Exercise aim »
State the number of lines in these records holding "text". Say nothing more.

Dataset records
* * *
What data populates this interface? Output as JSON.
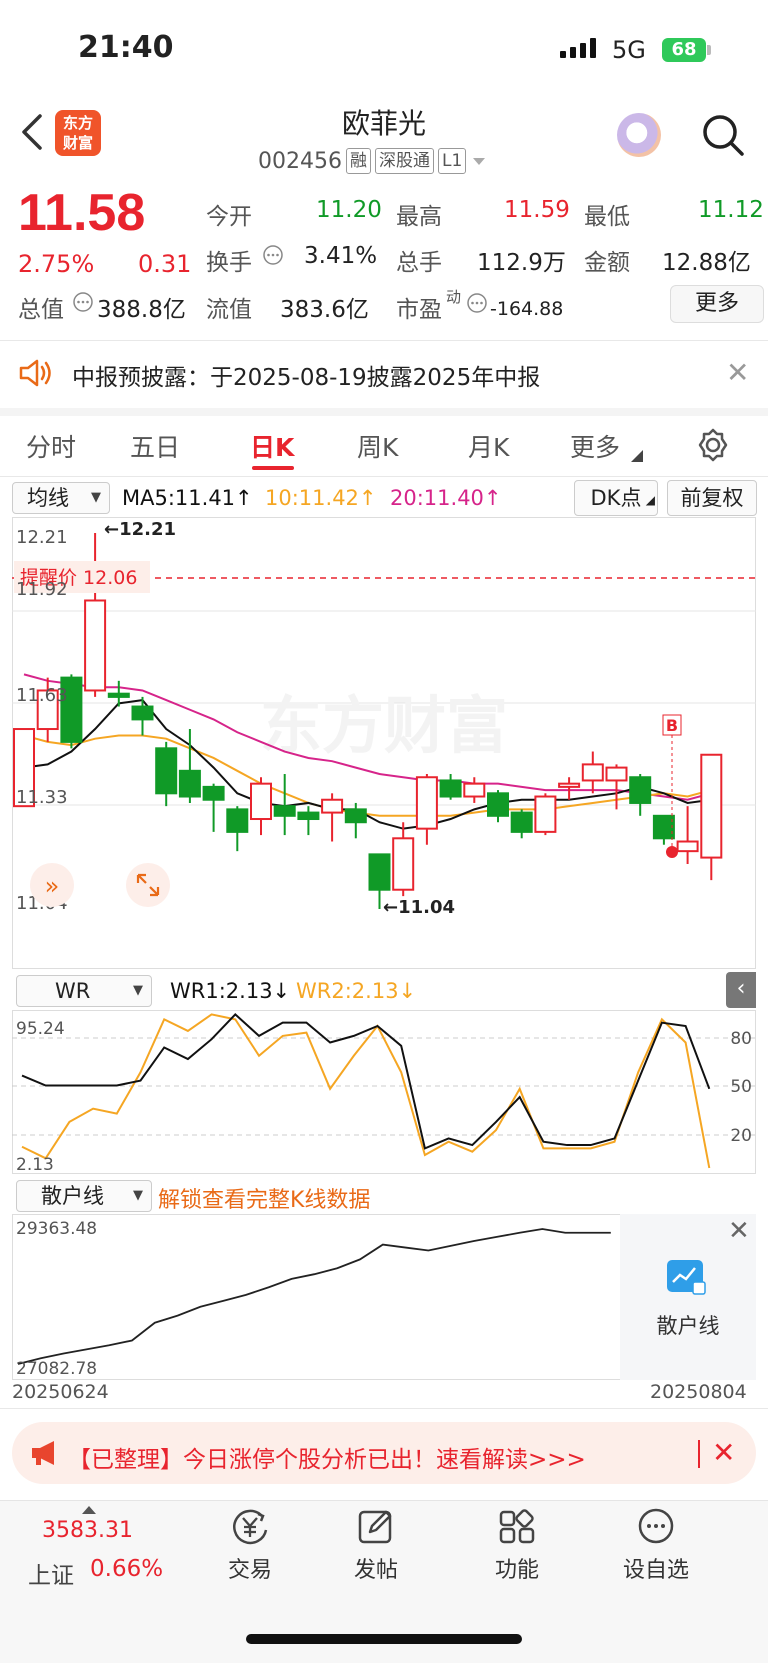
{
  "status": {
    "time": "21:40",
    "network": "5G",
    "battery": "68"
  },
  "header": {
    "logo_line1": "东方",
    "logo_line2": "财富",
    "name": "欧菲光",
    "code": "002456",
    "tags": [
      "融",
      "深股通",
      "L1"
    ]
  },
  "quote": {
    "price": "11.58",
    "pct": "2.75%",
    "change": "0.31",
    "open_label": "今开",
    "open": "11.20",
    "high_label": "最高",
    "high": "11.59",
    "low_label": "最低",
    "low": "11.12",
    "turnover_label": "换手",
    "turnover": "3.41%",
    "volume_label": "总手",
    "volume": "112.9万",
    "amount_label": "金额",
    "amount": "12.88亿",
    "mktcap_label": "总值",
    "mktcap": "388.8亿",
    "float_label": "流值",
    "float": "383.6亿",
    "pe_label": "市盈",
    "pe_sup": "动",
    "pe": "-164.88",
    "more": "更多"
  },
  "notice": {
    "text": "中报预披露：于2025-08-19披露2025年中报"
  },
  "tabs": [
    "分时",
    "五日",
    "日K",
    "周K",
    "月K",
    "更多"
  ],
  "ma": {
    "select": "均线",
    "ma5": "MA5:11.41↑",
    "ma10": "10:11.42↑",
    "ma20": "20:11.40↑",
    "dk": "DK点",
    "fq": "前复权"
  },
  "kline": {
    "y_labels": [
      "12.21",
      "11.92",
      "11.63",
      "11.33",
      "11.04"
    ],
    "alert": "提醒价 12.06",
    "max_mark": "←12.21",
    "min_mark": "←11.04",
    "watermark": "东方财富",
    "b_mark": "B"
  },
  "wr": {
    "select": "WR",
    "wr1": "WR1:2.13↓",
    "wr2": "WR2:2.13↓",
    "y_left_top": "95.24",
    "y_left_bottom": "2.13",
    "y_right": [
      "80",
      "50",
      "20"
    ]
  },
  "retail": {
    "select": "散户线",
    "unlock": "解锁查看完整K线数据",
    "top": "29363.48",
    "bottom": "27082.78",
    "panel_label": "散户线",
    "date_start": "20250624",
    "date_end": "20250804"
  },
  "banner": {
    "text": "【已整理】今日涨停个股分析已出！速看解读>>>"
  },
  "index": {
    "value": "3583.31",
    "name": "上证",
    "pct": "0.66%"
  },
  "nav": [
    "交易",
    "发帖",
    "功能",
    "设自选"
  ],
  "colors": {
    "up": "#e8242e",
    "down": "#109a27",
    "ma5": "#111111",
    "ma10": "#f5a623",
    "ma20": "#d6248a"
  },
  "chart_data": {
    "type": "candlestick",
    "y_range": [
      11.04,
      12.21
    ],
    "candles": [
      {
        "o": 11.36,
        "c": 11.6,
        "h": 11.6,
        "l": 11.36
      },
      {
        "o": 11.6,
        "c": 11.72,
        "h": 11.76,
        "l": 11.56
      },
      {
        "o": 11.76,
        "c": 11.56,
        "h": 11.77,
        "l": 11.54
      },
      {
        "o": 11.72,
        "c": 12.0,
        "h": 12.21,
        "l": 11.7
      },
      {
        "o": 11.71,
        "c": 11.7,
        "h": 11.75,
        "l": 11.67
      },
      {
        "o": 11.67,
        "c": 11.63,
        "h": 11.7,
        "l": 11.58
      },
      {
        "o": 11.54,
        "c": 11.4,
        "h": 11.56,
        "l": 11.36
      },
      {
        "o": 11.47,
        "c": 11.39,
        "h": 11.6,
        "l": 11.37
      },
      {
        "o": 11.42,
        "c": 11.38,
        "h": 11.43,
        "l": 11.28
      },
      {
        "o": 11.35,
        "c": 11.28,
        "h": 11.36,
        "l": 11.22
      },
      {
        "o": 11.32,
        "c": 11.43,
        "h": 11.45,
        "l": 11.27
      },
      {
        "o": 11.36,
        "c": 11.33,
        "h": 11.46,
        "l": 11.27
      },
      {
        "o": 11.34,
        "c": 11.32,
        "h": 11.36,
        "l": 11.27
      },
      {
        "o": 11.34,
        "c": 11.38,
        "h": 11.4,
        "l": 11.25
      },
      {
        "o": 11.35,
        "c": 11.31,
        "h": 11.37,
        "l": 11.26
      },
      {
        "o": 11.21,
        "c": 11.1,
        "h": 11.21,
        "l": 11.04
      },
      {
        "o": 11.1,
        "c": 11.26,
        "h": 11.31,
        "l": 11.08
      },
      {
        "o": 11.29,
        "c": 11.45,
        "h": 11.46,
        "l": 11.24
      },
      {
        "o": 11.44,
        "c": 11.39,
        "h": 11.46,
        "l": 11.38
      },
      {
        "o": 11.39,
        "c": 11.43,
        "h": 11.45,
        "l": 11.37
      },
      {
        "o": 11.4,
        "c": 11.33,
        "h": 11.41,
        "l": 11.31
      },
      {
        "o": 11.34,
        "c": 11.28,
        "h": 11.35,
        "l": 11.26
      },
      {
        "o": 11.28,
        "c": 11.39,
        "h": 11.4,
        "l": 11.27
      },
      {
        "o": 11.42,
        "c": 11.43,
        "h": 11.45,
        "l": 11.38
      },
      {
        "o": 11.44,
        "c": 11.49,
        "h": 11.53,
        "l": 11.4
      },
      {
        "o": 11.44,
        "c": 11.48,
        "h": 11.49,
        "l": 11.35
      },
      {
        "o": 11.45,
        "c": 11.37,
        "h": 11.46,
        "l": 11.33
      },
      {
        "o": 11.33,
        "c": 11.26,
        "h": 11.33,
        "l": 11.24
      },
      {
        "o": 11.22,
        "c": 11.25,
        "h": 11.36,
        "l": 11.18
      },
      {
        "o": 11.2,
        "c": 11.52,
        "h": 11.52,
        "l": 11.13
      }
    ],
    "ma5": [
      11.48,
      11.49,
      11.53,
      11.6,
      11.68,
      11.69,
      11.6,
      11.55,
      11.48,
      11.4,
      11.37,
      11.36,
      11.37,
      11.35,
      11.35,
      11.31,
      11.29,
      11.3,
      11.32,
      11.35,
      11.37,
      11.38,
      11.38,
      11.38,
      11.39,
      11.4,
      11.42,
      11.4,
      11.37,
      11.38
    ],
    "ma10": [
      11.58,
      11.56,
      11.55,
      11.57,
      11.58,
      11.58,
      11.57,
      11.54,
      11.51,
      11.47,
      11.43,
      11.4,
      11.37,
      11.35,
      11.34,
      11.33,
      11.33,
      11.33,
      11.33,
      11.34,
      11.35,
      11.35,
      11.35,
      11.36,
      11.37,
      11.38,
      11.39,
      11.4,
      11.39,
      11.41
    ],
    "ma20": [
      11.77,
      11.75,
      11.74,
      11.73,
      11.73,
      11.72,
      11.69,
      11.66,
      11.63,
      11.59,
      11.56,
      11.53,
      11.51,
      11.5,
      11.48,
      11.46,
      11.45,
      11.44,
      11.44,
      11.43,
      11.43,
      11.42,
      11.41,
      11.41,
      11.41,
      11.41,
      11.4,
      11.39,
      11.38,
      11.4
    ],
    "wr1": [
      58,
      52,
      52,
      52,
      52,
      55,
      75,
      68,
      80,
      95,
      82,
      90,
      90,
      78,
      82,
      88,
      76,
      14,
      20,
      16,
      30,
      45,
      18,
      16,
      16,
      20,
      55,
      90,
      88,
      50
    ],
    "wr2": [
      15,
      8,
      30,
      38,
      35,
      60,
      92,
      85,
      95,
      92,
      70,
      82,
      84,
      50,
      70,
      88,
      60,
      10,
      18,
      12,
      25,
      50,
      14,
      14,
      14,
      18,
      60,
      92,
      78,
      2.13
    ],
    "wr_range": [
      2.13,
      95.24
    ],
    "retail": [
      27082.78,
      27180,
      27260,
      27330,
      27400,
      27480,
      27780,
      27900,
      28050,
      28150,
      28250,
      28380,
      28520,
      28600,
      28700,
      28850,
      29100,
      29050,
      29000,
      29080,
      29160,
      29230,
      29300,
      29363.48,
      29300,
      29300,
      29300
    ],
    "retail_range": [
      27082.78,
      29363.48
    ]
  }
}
* * *
Exercise response »
2